▸ Selected text:
The main influence of Hobsbawm’s own politics on his interpretation of Marx and Engels, however, does not come in sectarian sniping, but rather in the influence on his overall outlook of his thesis outlined three and a half decades ago in The Forward March of Labour Halted. Bastardising it to a large degree and mixing it with arguments he made elsewhere, he has argued that the proletariat as traditionally understood, the manual working class, was in decline in advanced capitalist countries, both as a proportion of the population and in terms of its class consciousness. It could no longer be seen as capable of changing society on its own, and so communists would have to seek firmer alliances with other social and progressive forces than they had previously thought necesary, and this would require changes in both ideas and strategy and tactics. This belief may or may not come out of an undercurrent in parts of the book that once Marxist parties decided to work the system, they effectively became reformists rather than revolutionaries. The second major influence that runs throughout the book is a belief that the collapse of the socialist states has rendered the Leninist model definitely outdated, something he had probably concluded before the fall of the Berlin Wall. He has, therefore, given up on the idea of proletarian revolution, but not on the possibility of the transformation of society that would see the removal of capitalism as we understand it.

This Marx believed would lead to the supersession of capitalism, a prediction that still sounds plausible to me but in a different way from what Marx anticipated.

In very broad brush terms, when it comes to the ideas of Marx himself (and also Engels), Hobsbawm argues that there remained throughout a Hegelian legacy; Marx and Engels had come to conclusions early in their lives about the need for the liberation of mankind; what then happened was that they married this to their more hard-headed analysis of the flaws of capitalist society and the role of class conflict in human history. Their desire for the liberation of humanity led them to draw conclusions about the ability and historic mission of the proletariat that the facts turned out not to support.

I’m not going to try and outline each essay, but rather mention some I found the most interesting. On the suggestion of our commenter Bakunin, I recently read Kevin B. Anderson’s Marx at the Margins, which among other things argued that towards the end of his life Marx became much more critical of capitalism as he viewed its impact on the colonies, and that he saw the Russian and Indian village as offering alternative roads to socialism than that likely to take place in Britain and the other advanced capitalist countries. Certainly some thought provoking stuff in the book, although personally I’d wonder about putting Ireland at the margins of capitalism in the same way as the colonies or Russia. But that’s an argument for another time. Having read Hobsbawm’s 50-odd page introduction to Grundrisse in this collection, I’m less convinced of the novelty of Anderson’s arguments than I was, and still more impressed with Hobsbawm than I had been. Also of great interests were the two chapters on Gramsci, especially the first, in which Hobsbawm argues that he was the first thinker to fully elaborate a Marxist theory of politics. As already mentioned, I found the chapter on the era of anti-fascism particularly interesting, and in my view it provided an excellent insight into the mentality of the people attracted to communism in this crucial period. The reflections on 1983-2000 – Marxism in Recession – are also interesting for the various reasons Hobsbawm discusses for its retreat, that expand far beyond the collapse of the USSR.

▸ Do this:
In the selected text on Hobsbawm's essays, whom does Hobsbawm call the first thinker to fully elaborate a Marxist theory of politics?

▸ Given entries:
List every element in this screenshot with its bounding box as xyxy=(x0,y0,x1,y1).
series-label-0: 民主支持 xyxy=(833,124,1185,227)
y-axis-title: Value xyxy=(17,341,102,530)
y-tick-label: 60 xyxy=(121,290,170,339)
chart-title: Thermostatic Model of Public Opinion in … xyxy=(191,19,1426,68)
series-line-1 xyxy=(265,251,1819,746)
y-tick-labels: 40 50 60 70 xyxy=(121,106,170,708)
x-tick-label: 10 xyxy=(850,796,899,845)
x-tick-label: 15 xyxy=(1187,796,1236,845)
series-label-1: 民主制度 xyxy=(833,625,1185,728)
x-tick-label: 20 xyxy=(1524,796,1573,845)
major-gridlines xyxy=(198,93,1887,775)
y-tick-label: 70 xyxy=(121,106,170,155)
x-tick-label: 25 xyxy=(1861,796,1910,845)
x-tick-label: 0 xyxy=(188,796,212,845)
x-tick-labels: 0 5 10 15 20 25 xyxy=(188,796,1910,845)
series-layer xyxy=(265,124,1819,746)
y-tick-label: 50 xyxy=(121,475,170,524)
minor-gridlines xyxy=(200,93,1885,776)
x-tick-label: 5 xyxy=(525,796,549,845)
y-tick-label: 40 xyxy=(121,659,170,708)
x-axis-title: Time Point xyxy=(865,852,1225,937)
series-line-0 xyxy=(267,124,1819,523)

▸ The answer:
Gramsci